→ **What this task involves**
The entries below need to be written out exactly, with no pictures included.

Collected data entries
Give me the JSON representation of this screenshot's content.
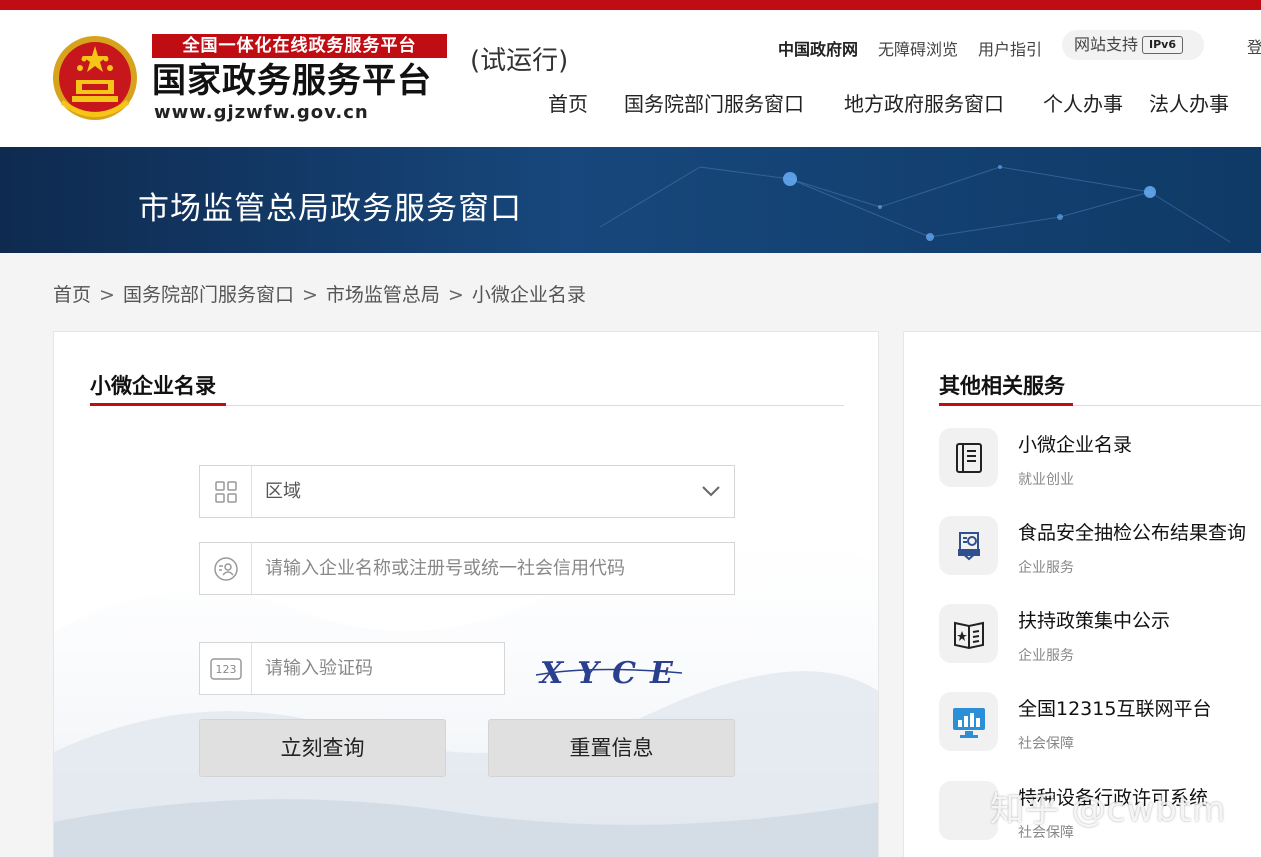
{
  "header": {
    "logo_banner": "全国一体化在线政务服务平台",
    "logo_title": "国家政务服务平台",
    "logo_url": "www.gjzwfw.gov.cn",
    "trial": "(试运行)",
    "utility": {
      "gov": "中国政府网",
      "accessibility": "无障碍浏览",
      "guide": "用户指引",
      "support": "网站支持",
      "ipv6": "IPv6",
      "login": "登"
    },
    "nav": [
      "首页",
      "国务院部门服务窗口",
      "地方政府服务窗口",
      "个人办事",
      "法人办事"
    ]
  },
  "banner": {
    "title": "市场监管总局政务服务窗口"
  },
  "breadcrumb": [
    "首页",
    "国务院部门服务窗口",
    "市场监管总局",
    "小微企业名录"
  ],
  "breadcrumb_sep": ">",
  "form": {
    "title": "小微企业名录",
    "region_label": "区域",
    "company_placeholder": "请输入企业名称或注册号或统一社会信用代码",
    "captcha_placeholder": "请输入验证码",
    "captcha_text": "XYCE",
    "query_button": "立刻查询",
    "reset_button": "重置信息"
  },
  "related": {
    "title": "其他相关服务",
    "items": [
      {
        "name": "小微企业名录",
        "category": "就业创业",
        "icon": "book-icon"
      },
      {
        "name": "食品安全抽检公布结果查询",
        "category": "企业服务",
        "icon": "food-inspection-icon"
      },
      {
        "name": "扶持政策集中公示",
        "category": "企业服务",
        "icon": "policy-book-icon"
      },
      {
        "name": "全国12315互联网平台",
        "category": "社会保障",
        "icon": "monitor-chart-icon"
      },
      {
        "name": "特种设备行政许可系统",
        "category": "社会保障",
        "icon": "blank-icon"
      }
    ]
  },
  "watermark": "知乎 @cwbtm",
  "colors": {
    "brand_red": "#c00d14",
    "banner_blue": "#17477c"
  }
}
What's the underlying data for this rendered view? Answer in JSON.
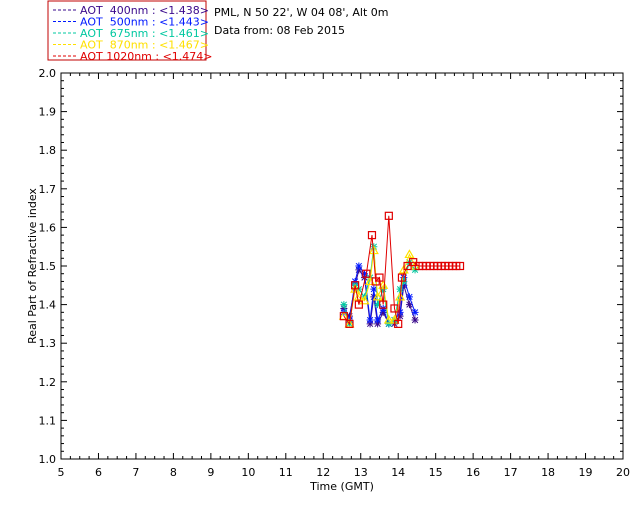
{
  "chart_data": {
    "type": "line",
    "title": "",
    "xlabel": "Time (GMT)",
    "ylabel": "Real Part of Refractive index",
    "xlim": [
      5,
      20
    ],
    "ylim": [
      1.0,
      2.0
    ],
    "xticks": [
      "5",
      "6",
      "7",
      "8",
      "9",
      "10",
      "11",
      "12",
      "13",
      "14",
      "15",
      "16",
      "17",
      "18",
      "19",
      "20"
    ],
    "yticks": [
      "1.0",
      "1.1",
      "1.2",
      "1.3",
      "1.4",
      "1.5",
      "1.6",
      "1.7",
      "1.8",
      "1.9",
      "2.0"
    ],
    "legend_position": "top-left, outside plot",
    "info_lines": [
      "PML, N 50 22', W 04 08', Alt 0m",
      "Data from: 08 Feb 2015"
    ],
    "grid": false,
    "series": [
      {
        "name": "AOT  400nm : <1.438>",
        "color": "#3a0a8c",
        "marker": "star",
        "x": [
          12.55,
          12.7,
          12.85,
          12.95,
          13.1,
          13.25,
          13.35,
          13.45,
          13.6,
          13.75,
          13.9,
          14.05,
          14.15,
          14.3,
          14.45
        ],
        "y": [
          1.39,
          1.37,
          1.45,
          1.49,
          1.47,
          1.35,
          1.42,
          1.35,
          1.38,
          1.35,
          1.35,
          1.37,
          1.45,
          1.4,
          1.36
        ]
      },
      {
        "name": "AOT  500nm : <1.443>",
        "color": "#0018ff",
        "marker": "star",
        "x": [
          12.55,
          12.7,
          12.85,
          12.95,
          13.1,
          13.25,
          13.35,
          13.45,
          13.6,
          13.75,
          13.9,
          14.05,
          14.15,
          14.3,
          14.45
        ],
        "y": [
          1.38,
          1.36,
          1.46,
          1.5,
          1.48,
          1.36,
          1.44,
          1.36,
          1.39,
          1.35,
          1.36,
          1.38,
          1.47,
          1.42,
          1.38
        ]
      },
      {
        "name": "AOT  675nm : <1.461>",
        "color": "#00c8a0",
        "marker": "star",
        "x": [
          12.55,
          12.7,
          12.85,
          12.95,
          13.1,
          13.25,
          13.35,
          13.45,
          13.6,
          13.75,
          13.9,
          14.05,
          14.15,
          14.3,
          14.45
        ],
        "y": [
          1.4,
          1.35,
          1.45,
          1.44,
          1.42,
          1.47,
          1.55,
          1.4,
          1.44,
          1.35,
          1.36,
          1.44,
          1.46,
          1.51,
          1.49
        ]
      },
      {
        "name": "AOT  870nm : <1.467>",
        "color": "#ffe000",
        "marker": "triangle",
        "x": [
          12.55,
          12.7,
          12.85,
          12.95,
          13.1,
          13.25,
          13.35,
          13.45,
          13.6,
          13.75,
          13.9,
          14.05,
          14.15,
          14.3,
          14.45
        ],
        "y": [
          1.37,
          1.35,
          1.44,
          1.42,
          1.41,
          1.46,
          1.54,
          1.42,
          1.45,
          1.36,
          1.36,
          1.42,
          1.49,
          1.53,
          1.5
        ]
      },
      {
        "name": "AOT 1020nm : <1.474>",
        "color": "#e00000",
        "marker": "square",
        "x": [
          12.55,
          12.7,
          12.85,
          12.95,
          13.15,
          13.3,
          13.4,
          13.5,
          13.6,
          13.75,
          13.9,
          14.0,
          14.1,
          14.25,
          14.4,
          14.55,
          14.65,
          14.75,
          14.85,
          14.95,
          15.05,
          15.15,
          15.25,
          15.35,
          15.45,
          15.55,
          15.65
        ],
        "y": [
          1.37,
          1.35,
          1.45,
          1.4,
          1.48,
          1.58,
          1.46,
          1.47,
          1.4,
          1.63,
          1.39,
          1.35,
          1.47,
          1.5,
          1.51,
          1.5,
          1.5,
          1.5,
          1.5,
          1.5,
          1.5,
          1.5,
          1.5,
          1.5,
          1.5,
          1.5,
          1.5
        ]
      }
    ]
  }
}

→ **Reply to the exercise**
Give me the JSON representation of this screenshot's content.
{
  "header": {
    "logo_banner": "全国一体化在线政务服务平台",
    "logo_title": "国家政务服务平台",
    "logo_url": "www.gjzwfw.gov.cn",
    "trial": "(试运行)",
    "utility": {
      "gov": "中国政府网",
      "accessibility": "无障碍浏览",
      "guide": "用户指引",
      "support": "网站支持",
      "ipv6": "IPv6",
      "login": "登"
    },
    "nav": [
      "首页",
      "国务院部门服务窗口",
      "地方政府服务窗口",
      "个人办事",
      "法人办事"
    ]
  },
  "banner": {
    "title": "市场监管总局政务服务窗口"
  },
  "breadcrumb": [
    "首页",
    "国务院部门服务窗口",
    "市场监管总局",
    "小微企业名录"
  ],
  "breadcrumb_sep": ">",
  "form": {
    "title": "小微企业名录",
    "region_label": "区域",
    "company_placeholder": "请输入企业名称或注册号或统一社会信用代码",
    "captcha_placeholder": "请输入验证码",
    "captcha_text": "XYCE",
    "query_button": "立刻查询",
    "reset_button": "重置信息"
  },
  "related": {
    "title": "其他相关服务",
    "items": [
      {
        "name": "小微企业名录",
        "category": "就业创业",
        "icon": "book-icon"
      },
      {
        "name": "食品安全抽检公布结果查询",
        "category": "企业服务",
        "icon": "food-inspection-icon"
      },
      {
        "name": "扶持政策集中公示",
        "category": "企业服务",
        "icon": "policy-book-icon"
      },
      {
        "name": "全国12315互联网平台",
        "category": "社会保障",
        "icon": "monitor-chart-icon"
      },
      {
        "name": "特种设备行政许可系统",
        "category": "社会保障",
        "icon": "blank-icon"
      }
    ]
  },
  "watermark": "知乎 @cwbtm",
  "colors": {
    "brand_red": "#c00d14",
    "banner_blue": "#17477c"
  }
}
What's the underlying data for this rendered view? Answer in JSON.
{
  "chart_data": {
    "type": "line",
    "title": "",
    "xlabel": "Time (GMT)",
    "ylabel": "Real Part of Refractive index",
    "xlim": [
      5,
      20
    ],
    "ylim": [
      1.0,
      2.0
    ],
    "xticks": [
      "5",
      "6",
      "7",
      "8",
      "9",
      "10",
      "11",
      "12",
      "13",
      "14",
      "15",
      "16",
      "17",
      "18",
      "19",
      "20"
    ],
    "yticks": [
      "1.0",
      "1.1",
      "1.2",
      "1.3",
      "1.4",
      "1.5",
      "1.6",
      "1.7",
      "1.8",
      "1.9",
      "2.0"
    ],
    "legend_position": "top-left, outside plot",
    "info_lines": [
      "PML, N 50 22', W 04 08', Alt 0m",
      "Data from: 08 Feb 2015"
    ],
    "grid": false,
    "series": [
      {
        "name": "AOT  400nm : <1.438>",
        "color": "#3a0a8c",
        "marker": "star",
        "x": [
          12.55,
          12.7,
          12.85,
          12.95,
          13.1,
          13.25,
          13.35,
          13.45,
          13.6,
          13.75,
          13.9,
          14.05,
          14.15,
          14.3,
          14.45
        ],
        "y": [
          1.39,
          1.37,
          1.45,
          1.49,
          1.47,
          1.35,
          1.42,
          1.35,
          1.38,
          1.35,
          1.35,
          1.37,
          1.45,
          1.4,
          1.36
        ]
      },
      {
        "name": "AOT  500nm : <1.443>",
        "color": "#0018ff",
        "marker": "star",
        "x": [
          12.55,
          12.7,
          12.85,
          12.95,
          13.1,
          13.25,
          13.35,
          13.45,
          13.6,
          13.75,
          13.9,
          14.05,
          14.15,
          14.3,
          14.45
        ],
        "y": [
          1.38,
          1.36,
          1.46,
          1.5,
          1.48,
          1.36,
          1.44,
          1.36,
          1.39,
          1.35,
          1.36,
          1.38,
          1.47,
          1.42,
          1.38
        ]
      },
      {
        "name": "AOT  675nm : <1.461>",
        "color": "#00c8a0",
        "marker": "star",
        "x": [
          12.55,
          12.7,
          12.85,
          12.95,
          13.1,
          13.25,
          13.35,
          13.45,
          13.6,
          13.75,
          13.9,
          14.05,
          14.15,
          14.3,
          14.45
        ],
        "y": [
          1.4,
          1.35,
          1.45,
          1.44,
          1.42,
          1.47,
          1.55,
          1.4,
          1.44,
          1.35,
          1.36,
          1.44,
          1.46,
          1.51,
          1.49
        ]
      },
      {
        "name": "AOT  870nm : <1.467>",
        "color": "#ffe000",
        "marker": "triangle",
        "x": [
          12.55,
          12.7,
          12.85,
          12.95,
          13.1,
          13.25,
          13.35,
          13.45,
          13.6,
          13.75,
          13.9,
          14.05,
          14.15,
          14.3,
          14.45
        ],
        "y": [
          1.37,
          1.35,
          1.44,
          1.42,
          1.41,
          1.46,
          1.54,
          1.42,
          1.45,
          1.36,
          1.36,
          1.42,
          1.49,
          1.53,
          1.5
        ]
      },
      {
        "name": "AOT 1020nm : <1.474>",
        "color": "#e00000",
        "marker": "square",
        "x": [
          12.55,
          12.7,
          12.85,
          12.95,
          13.15,
          13.3,
          13.4,
          13.5,
          13.6,
          13.75,
          13.9,
          14.0,
          14.1,
          14.25,
          14.4,
          14.55,
          14.65,
          14.75,
          14.85,
          14.95,
          15.05,
          15.15,
          15.25,
          15.35,
          15.45,
          15.55,
          15.65
        ],
        "y": [
          1.37,
          1.35,
          1.45,
          1.4,
          1.48,
          1.58,
          1.46,
          1.47,
          1.4,
          1.63,
          1.39,
          1.35,
          1.47,
          1.5,
          1.51,
          1.5,
          1.5,
          1.5,
          1.5,
          1.5,
          1.5,
          1.5,
          1.5,
          1.5,
          1.5,
          1.5,
          1.5
        ]
      }
    ]
  }
}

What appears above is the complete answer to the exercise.